Copy all lines holding the word "Artwork" from the entries.

┄┄┄┄┄┄

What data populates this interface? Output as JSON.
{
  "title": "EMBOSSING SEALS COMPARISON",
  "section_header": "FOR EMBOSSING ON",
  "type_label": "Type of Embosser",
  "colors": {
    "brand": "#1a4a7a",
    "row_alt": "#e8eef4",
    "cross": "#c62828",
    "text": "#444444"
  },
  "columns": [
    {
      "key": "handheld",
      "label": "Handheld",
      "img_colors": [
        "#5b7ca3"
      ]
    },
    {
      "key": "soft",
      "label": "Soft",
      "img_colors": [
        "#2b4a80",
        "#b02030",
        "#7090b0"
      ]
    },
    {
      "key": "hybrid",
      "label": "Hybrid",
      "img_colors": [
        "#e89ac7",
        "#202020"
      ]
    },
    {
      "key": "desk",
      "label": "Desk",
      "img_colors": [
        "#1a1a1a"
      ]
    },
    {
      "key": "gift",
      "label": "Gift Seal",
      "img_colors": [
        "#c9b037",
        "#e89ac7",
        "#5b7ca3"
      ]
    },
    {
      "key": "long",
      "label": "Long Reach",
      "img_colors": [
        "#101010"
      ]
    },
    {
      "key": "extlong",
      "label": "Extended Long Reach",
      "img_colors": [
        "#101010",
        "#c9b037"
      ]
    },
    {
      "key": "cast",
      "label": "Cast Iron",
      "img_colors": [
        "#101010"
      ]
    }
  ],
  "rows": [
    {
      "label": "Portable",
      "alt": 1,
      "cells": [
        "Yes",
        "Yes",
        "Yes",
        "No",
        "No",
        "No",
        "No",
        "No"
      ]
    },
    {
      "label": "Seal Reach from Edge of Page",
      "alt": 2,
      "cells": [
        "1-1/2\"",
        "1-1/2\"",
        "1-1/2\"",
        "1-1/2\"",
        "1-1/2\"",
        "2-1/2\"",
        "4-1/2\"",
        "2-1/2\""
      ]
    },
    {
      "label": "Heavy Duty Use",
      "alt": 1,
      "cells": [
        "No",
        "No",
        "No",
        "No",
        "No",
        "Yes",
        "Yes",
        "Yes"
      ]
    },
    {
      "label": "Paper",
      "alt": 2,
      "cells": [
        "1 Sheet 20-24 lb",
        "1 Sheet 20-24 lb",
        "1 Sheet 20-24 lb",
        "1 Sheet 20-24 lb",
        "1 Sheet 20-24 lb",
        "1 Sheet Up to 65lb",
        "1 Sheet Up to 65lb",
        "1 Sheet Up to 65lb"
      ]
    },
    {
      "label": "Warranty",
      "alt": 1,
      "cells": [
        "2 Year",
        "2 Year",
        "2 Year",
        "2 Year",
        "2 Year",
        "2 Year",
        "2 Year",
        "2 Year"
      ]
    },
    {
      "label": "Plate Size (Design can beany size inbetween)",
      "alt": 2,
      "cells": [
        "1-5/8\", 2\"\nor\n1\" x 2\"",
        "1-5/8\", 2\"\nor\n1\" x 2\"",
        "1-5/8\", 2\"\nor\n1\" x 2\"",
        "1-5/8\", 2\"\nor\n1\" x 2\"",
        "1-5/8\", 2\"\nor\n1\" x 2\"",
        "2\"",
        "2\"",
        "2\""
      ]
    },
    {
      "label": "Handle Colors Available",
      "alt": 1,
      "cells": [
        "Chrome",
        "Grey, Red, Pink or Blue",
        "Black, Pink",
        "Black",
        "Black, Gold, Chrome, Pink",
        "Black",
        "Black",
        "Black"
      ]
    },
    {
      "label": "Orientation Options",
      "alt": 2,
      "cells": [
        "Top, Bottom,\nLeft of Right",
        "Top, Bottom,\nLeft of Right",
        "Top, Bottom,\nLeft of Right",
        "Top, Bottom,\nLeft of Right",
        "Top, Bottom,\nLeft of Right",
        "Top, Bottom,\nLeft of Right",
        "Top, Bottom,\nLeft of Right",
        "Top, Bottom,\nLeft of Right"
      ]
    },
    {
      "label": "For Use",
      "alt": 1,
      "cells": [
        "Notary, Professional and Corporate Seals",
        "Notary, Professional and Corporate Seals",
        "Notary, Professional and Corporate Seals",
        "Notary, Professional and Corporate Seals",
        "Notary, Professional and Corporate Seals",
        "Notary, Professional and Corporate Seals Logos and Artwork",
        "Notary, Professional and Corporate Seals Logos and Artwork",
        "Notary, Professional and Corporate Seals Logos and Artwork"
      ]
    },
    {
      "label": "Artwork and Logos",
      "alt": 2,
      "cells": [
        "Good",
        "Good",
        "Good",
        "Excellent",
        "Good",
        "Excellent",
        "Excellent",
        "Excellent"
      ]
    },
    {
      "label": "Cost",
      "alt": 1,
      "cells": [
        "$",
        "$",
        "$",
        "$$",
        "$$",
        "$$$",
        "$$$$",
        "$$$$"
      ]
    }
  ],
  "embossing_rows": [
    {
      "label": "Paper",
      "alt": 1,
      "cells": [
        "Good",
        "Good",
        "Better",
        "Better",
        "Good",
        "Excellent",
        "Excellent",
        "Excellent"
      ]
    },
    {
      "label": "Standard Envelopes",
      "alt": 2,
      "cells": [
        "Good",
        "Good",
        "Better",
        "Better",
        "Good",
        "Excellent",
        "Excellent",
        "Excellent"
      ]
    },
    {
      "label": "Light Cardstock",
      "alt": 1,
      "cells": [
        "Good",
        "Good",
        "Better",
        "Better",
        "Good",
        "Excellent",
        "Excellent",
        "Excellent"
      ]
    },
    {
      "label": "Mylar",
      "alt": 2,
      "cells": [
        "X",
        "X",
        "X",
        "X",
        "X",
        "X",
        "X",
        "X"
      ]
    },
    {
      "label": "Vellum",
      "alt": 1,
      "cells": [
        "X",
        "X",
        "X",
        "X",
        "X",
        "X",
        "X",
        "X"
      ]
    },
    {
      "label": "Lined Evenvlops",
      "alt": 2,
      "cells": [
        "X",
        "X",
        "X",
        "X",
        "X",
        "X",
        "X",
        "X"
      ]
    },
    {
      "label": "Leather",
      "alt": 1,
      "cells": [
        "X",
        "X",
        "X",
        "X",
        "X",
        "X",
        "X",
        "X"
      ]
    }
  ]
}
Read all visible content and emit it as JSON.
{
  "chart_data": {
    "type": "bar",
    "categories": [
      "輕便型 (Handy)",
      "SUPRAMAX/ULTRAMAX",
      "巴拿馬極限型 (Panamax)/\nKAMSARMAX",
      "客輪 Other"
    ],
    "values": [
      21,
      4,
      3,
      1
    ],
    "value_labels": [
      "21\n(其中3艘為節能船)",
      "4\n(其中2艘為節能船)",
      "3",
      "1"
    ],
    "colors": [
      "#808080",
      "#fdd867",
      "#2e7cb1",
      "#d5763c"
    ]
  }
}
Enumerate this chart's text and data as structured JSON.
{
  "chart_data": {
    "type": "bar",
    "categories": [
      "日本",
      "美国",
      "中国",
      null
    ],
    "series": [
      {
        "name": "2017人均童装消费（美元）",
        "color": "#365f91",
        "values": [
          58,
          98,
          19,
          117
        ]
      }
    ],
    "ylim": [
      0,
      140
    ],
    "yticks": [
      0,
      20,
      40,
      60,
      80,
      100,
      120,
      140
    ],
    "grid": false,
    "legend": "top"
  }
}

┄┄┄┄┄┄

§ **Solved problem**:
        "Notary, Professional and Corporate Seals Logos and Artwork",
        "Notary, Professional and Corporate Seals Logos and Artwork",
        "Notary, Professional and Corporate Seals Logos and Artwork"
      "label": "Artwork and Logos",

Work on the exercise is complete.